Pictures do not belong in the copy; quote every entry below exactly.

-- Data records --

++++++++

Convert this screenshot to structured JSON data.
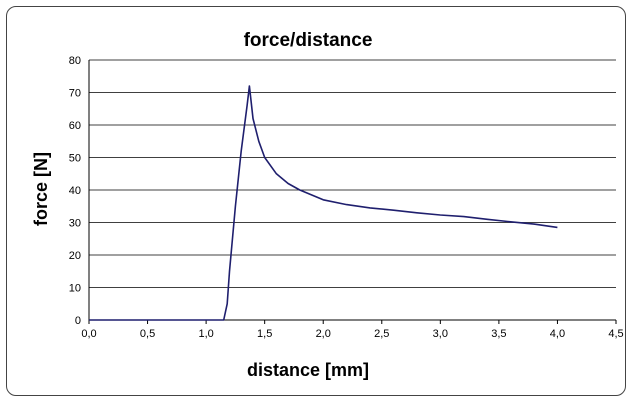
{
  "chart_data": {
    "type": "line",
    "title": "force/distance",
    "xlabel": "distance [mm]",
    "ylabel": "force [N]",
    "xlim": [
      0,
      4.5
    ],
    "ylim": [
      0,
      80
    ],
    "x_ticks": [
      "0,0",
      "0,5",
      "1,0",
      "1,5",
      "2,0",
      "2,5",
      "3,0",
      "3,5",
      "4,0",
      "4,5"
    ],
    "y_ticks": [
      "0",
      "10",
      "20",
      "30",
      "40",
      "50",
      "60",
      "70",
      "80"
    ],
    "grid": "horizontal",
    "colors": {
      "line": "#1f1f6e"
    },
    "series": [
      {
        "x": [
          0,
          0.5,
          1.0,
          1.15,
          1.18,
          1.2,
          1.25,
          1.3,
          1.35,
          1.37,
          1.4,
          1.45,
          1.5,
          1.6,
          1.7,
          1.8,
          1.9,
          2.0,
          2.2,
          2.4,
          2.6,
          2.8,
          3.0,
          3.2,
          3.4,
          3.6,
          3.8,
          4.0
        ],
        "y": [
          0,
          0,
          0,
          0,
          5,
          15,
          35,
          52,
          66,
          72,
          62,
          55,
          50,
          45,
          42,
          40,
          38.5,
          37,
          35.5,
          34.5,
          33.8,
          33,
          32.3,
          31.8,
          31,
          30.2,
          29.5,
          28.5
        ]
      }
    ]
  }
}
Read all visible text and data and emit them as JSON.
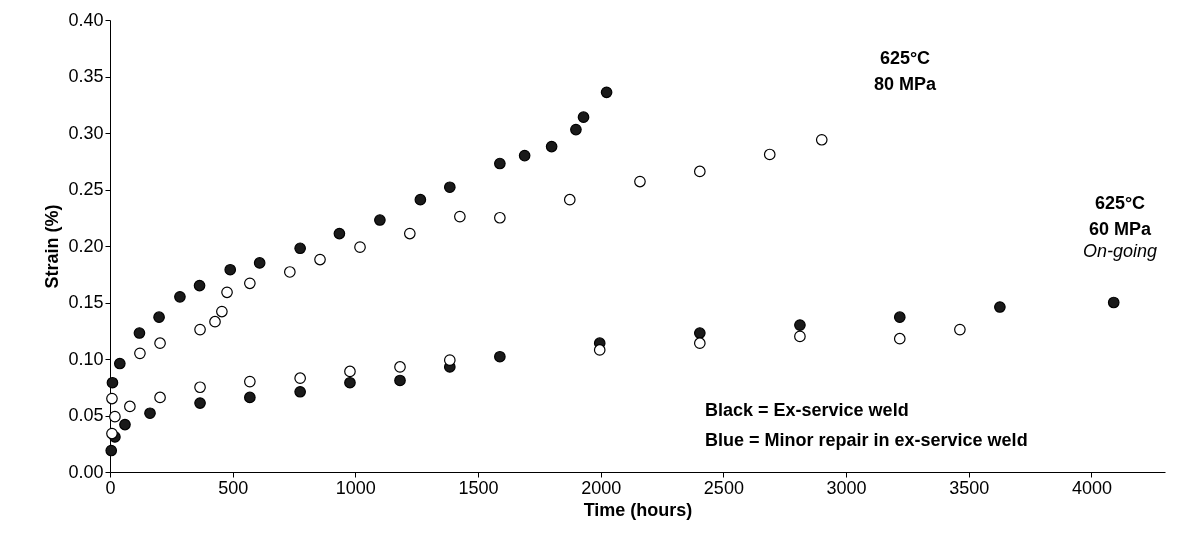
{
  "chart_data": {
    "type": "scatter",
    "xlabel": "Time (hours)",
    "ylabel": "Strain (%)",
    "xlim": [
      0,
      4300
    ],
    "xticks": [
      0,
      500,
      {
        "value": 1000,
        "label": "1000"
      },
      {
        "value": 1500,
        "label": "1500"
      },
      {
        "value": 2000,
        "label": "2000"
      },
      {
        "value": 2500,
        "label": "2500"
      },
      {
        "value": 3000,
        "label": "3000"
      },
      {
        "value": 3500,
        "label": "3500"
      },
      {
        "value": 4000,
        "label": "4000"
      }
    ],
    "ylim": [
      0,
      0.4
    ],
    "yticks": [
      {
        "value": 0,
        "label": "0.00"
      },
      0.05,
      {
        "value": 0.1,
        "label": "0.10"
      },
      0.15,
      {
        "value": 0.2,
        "label": "0.20"
      },
      0.25,
      {
        "value": 0.3,
        "label": "0.30"
      },
      0.35,
      {
        "value": 0.4,
        "label": "0.40"
      }
    ],
    "marker": "circle",
    "grid": false,
    "series": [
      {
        "color": "#1a1a1a",
        "x": [
          10,
          40,
          120,
          200,
          285,
          365,
          490,
          610,
          775,
          935,
          1100,
          1265,
          1385,
          1589,
          1690,
          1800,
          1899,
          1930,
          2024
        ],
        "values": [
          0.079,
          0.096,
          0.123,
          0.137,
          0.155,
          0.165,
          0.179,
          0.185,
          0.198,
          0.211,
          0.223,
          0.241,
          0.252,
          0.273,
          0.28,
          0.288,
          0.303,
          0.314,
          0.336
        ]
      },
      {
        "color": "#ffffff",
        "x": [
          8,
          122,
          204,
          367,
          428,
          456,
          477,
          570,
          733,
          856,
          1019,
          1222,
          1426,
          1589,
          1874,
          2160,
          2404,
          2689,
          2901
        ],
        "values": [
          0.065,
          0.105,
          0.114,
          0.126,
          0.133,
          0.142,
          0.159,
          0.167,
          0.177,
          0.188,
          0.199,
          0.211,
          0.226,
          0.225,
          0.241,
          0.257,
          0.266,
          0.281,
          0.294
        ]
      },
      {
        "color": "#1a1a1a",
        "x": [
          5,
          20,
          61,
          163,
          367,
          570,
          775,
          978,
          1182,
          1385,
          1589,
          1996,
          2404,
          2812,
          3219,
          3627,
          4091
        ],
        "values": [
          0.019,
          0.031,
          0.042,
          0.052,
          0.061,
          0.066,
          0.071,
          0.079,
          0.081,
          0.093,
          0.102,
          0.114,
          0.123,
          0.13,
          0.137,
          0.146,
          0.15
        ]
      },
      {
        "color": "#ffffff",
        "x": [
          8,
          20,
          81,
          204,
          367,
          570,
          775,
          978,
          1182,
          1385,
          1996,
          2404,
          2812,
          3219,
          3464
        ],
        "values": [
          0.034,
          0.049,
          0.058,
          0.066,
          0.075,
          0.08,
          0.083,
          0.089,
          0.093,
          0.099,
          0.108,
          0.114,
          0.12,
          0.118,
          0.126
        ]
      }
    ],
    "annotations": [
      "625°C\n80 MPa",
      "625°C\n60 MPa",
      "On-going",
      "Black = Ex-service weld",
      "Blue = Minor repair in ex-service weld"
    ]
  }
}
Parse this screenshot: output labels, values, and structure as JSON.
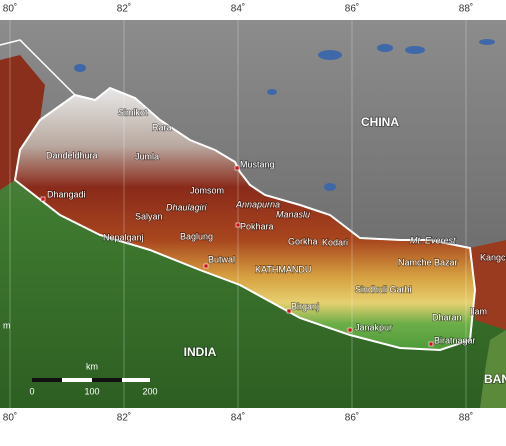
{
  "longitude_ticks_top": [
    {
      "value": 80,
      "label": "80˚"
    },
    {
      "value": 82,
      "label": "82˚"
    },
    {
      "value": 84,
      "label": "84˚"
    },
    {
      "value": 86,
      "label": "86˚"
    },
    {
      "value": 88,
      "label": "88˚"
    }
  ],
  "longitude_ticks_bottom": [
    {
      "value": 80,
      "label": "80˚"
    },
    {
      "value": 82,
      "label": "82˚"
    },
    {
      "value": 84,
      "label": "84˚"
    },
    {
      "value": 86,
      "label": "86˚"
    },
    {
      "value": 88,
      "label": "88˚"
    }
  ],
  "countries": [
    "CHINA",
    "INDIA",
    "BAN"
  ],
  "places": [
    "Simikot",
    "Rara",
    "Dandeldhura",
    "Jumla",
    "Mustang",
    "Dhangadi",
    "Jomsom",
    "Dhaulagiri",
    "Annapurna",
    "Manaslu",
    "Salyan",
    "Pokhara",
    "Nepalganj",
    "Baglung",
    "Gorkha",
    "Kodari",
    "Mt. Everest",
    "Namche Bazar",
    "Kangc",
    "Butwal",
    "KATHMANDU",
    "Sindhuli Garhi",
    "Birganj",
    "Ilam",
    "Dharan",
    "Janakpur",
    "Biratnagar"
  ],
  "scale_bar": {
    "unit": "km",
    "labels": [
      "0",
      "100",
      "200"
    ]
  },
  "edge_label": "m"
}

++++++++

-- Task answer --
Convert this screenshot to structured JSON data.
{
  "chart_data": {
    "type": "line",
    "title": "force/distance",
    "xlabel": "distance [mm]",
    "ylabel": "force [N]",
    "xlim": [
      0,
      4.5
    ],
    "ylim": [
      0,
      80
    ],
    "x_ticks": [
      "0,0",
      "0,5",
      "1,0",
      "1,5",
      "2,0",
      "2,5",
      "3,0",
      "3,5",
      "4,0",
      "4,5"
    ],
    "y_ticks": [
      "0",
      "10",
      "20",
      "30",
      "40",
      "50",
      "60",
      "70",
      "80"
    ],
    "grid": "horizontal",
    "colors": {
      "line": "#1f1f6e"
    },
    "series": [
      {
        "x": [
          0,
          0.5,
          1.0,
          1.15,
          1.18,
          1.2,
          1.25,
          1.3,
          1.35,
          1.37,
          1.4,
          1.45,
          1.5,
          1.6,
          1.7,
          1.8,
          1.9,
          2.0,
          2.2,
          2.4,
          2.6,
          2.8,
          3.0,
          3.2,
          3.4,
          3.6,
          3.8,
          4.0
        ],
        "y": [
          0,
          0,
          0,
          0,
          5,
          15,
          35,
          52,
          66,
          72,
          62,
          55,
          50,
          45,
          42,
          40,
          38.5,
          37,
          35.5,
          34.5,
          33.8,
          33,
          32.3,
          31.8,
          31,
          30.2,
          29.5,
          28.5
        ]
      }
    ]
  }
}
Read all visible text and data and emit them as JSON.
{
  "chart_data": {
    "type": "scatter",
    "xlabel": "Time (hours)",
    "ylabel": "Strain (%)",
    "xlim": [
      0,
      4300
    ],
    "xticks": [
      0,
      500,
      {
        "value": 1000,
        "label": "1000"
      },
      {
        "value": 1500,
        "label": "1500"
      },
      {
        "value": 2000,
        "label": "2000"
      },
      {
        "value": 2500,
        "label": "2500"
      },
      {
        "value": 3000,
        "label": "3000"
      },
      {
        "value": 3500,
        "label": "3500"
      },
      {
        "value": 4000,
        "label": "4000"
      }
    ],
    "ylim": [
      0,
      0.4
    ],
    "yticks": [
      {
        "value": 0,
        "label": "0.00"
      },
      0.05,
      {
        "value": 0.1,
        "label": "0.10"
      },
      0.15,
      {
        "value": 0.2,
        "label": "0.20"
      },
      0.25,
      {
        "value": 0.3,
        "label": "0.30"
      },
      0.35,
      {
        "value": 0.4,
        "label": "0.40"
      }
    ],
    "marker": "circle",
    "grid": false,
    "series": [
      {
        "color": "#1a1a1a",
        "x": [
          10,
          40,
          120,
          200,
          285,
          365,
          490,
          610,
          775,
          935,
          1100,
          1265,
          1385,
          1589,
          1690,
          1800,
          1899,
          1930,
          2024
        ],
        "values": [
          0.079,
          0.096,
          0.123,
          0.137,
          0.155,
          0.165,
          0.179,
          0.185,
          0.198,
          0.211,
          0.223,
          0.241,
          0.252,
          0.273,
          0.28,
          0.288,
          0.303,
          0.314,
          0.336
        ]
      },
      {
        "color": "#ffffff",
        "x": [
          8,
          122,
          204,
          367,
          428,
          456,
          477,
          570,
          733,
          856,
          1019,
          1222,
          1426,
          1589,
          1874,
          2160,
          2404,
          2689,
          2901
        ],
        "values": [
          0.065,
          0.105,
          0.114,
          0.126,
          0.133,
          0.142,
          0.159,
          0.167,
          0.177,
          0.188,
          0.199,
          0.211,
          0.226,
          0.225,
          0.241,
          0.257,
          0.266,
          0.281,
          0.294
        ]
      },
      {
        "color": "#1a1a1a",
        "x": [
          5,
          20,
          61,
          163,
          367,
          570,
          775,
          978,
          1182,
          1385,
          1589,
          1996,
          2404,
          2812,
          3219,
          3627,
          4091
        ],
        "values": [
          0.019,
          0.031,
          0.042,
          0.052,
          0.061,
          0.066,
          0.071,
          0.079,
          0.081,
          0.093,
          0.102,
          0.114,
          0.123,
          0.13,
          0.137,
          0.146,
          0.15
        ]
      },
      {
        "color": "#ffffff",
        "x": [
          8,
          20,
          81,
          204,
          367,
          570,
          775,
          978,
          1182,
          1385,
          1996,
          2404,
          2812,
          3219,
          3464
        ],
        "values": [
          0.034,
          0.049,
          0.058,
          0.066,
          0.075,
          0.08,
          0.083,
          0.089,
          0.093,
          0.099,
          0.108,
          0.114,
          0.12,
          0.118,
          0.126
        ]
      }
    ],
    "annotations": [
      "625°C\n80 MPa",
      "625°C\n60 MPa",
      "On-going",
      "Black = Ex-service weld",
      "Blue = Minor repair in ex-service weld"
    ]
  }
}
Parse this screenshot: output labels, values, and structure as JSON.
{
  "longitude_ticks_top": [
    {
      "value": 80,
      "label": "80˚"
    },
    {
      "value": 82,
      "label": "82˚"
    },
    {
      "value": 84,
      "label": "84˚"
    },
    {
      "value": 86,
      "label": "86˚"
    },
    {
      "value": 88,
      "label": "88˚"
    }
  ],
  "longitude_ticks_bottom": [
    {
      "value": 80,
      "label": "80˚"
    },
    {
      "value": 82,
      "label": "82˚"
    },
    {
      "value": 84,
      "label": "84˚"
    },
    {
      "value": 86,
      "label": "86˚"
    },
    {
      "value": 88,
      "label": "88˚"
    }
  ],
  "countries": [
    "CHINA",
    "INDIA",
    "BAN"
  ],
  "places": [
    "Simikot",
    "Rara",
    "Dandeldhura",
    "Jumla",
    "Mustang",
    "Dhangadi",
    "Jomsom",
    "Dhaulagiri",
    "Annapurna",
    "Manaslu",
    "Salyan",
    "Pokhara",
    "Nepalganj",
    "Baglung",
    "Gorkha",
    "Kodari",
    "Mt. Everest",
    "Namche Bazar",
    "Kangc",
    "Butwal",
    "KATHMANDU",
    "Sindhuli Garhi",
    "Birganj",
    "Ilam",
    "Dharan",
    "Janakpur",
    "Biratnagar"
  ],
  "scale_bar": {
    "unit": "km",
    "labels": [
      "0",
      "100",
      "200"
    ]
  },
  "edge_label": "m"
}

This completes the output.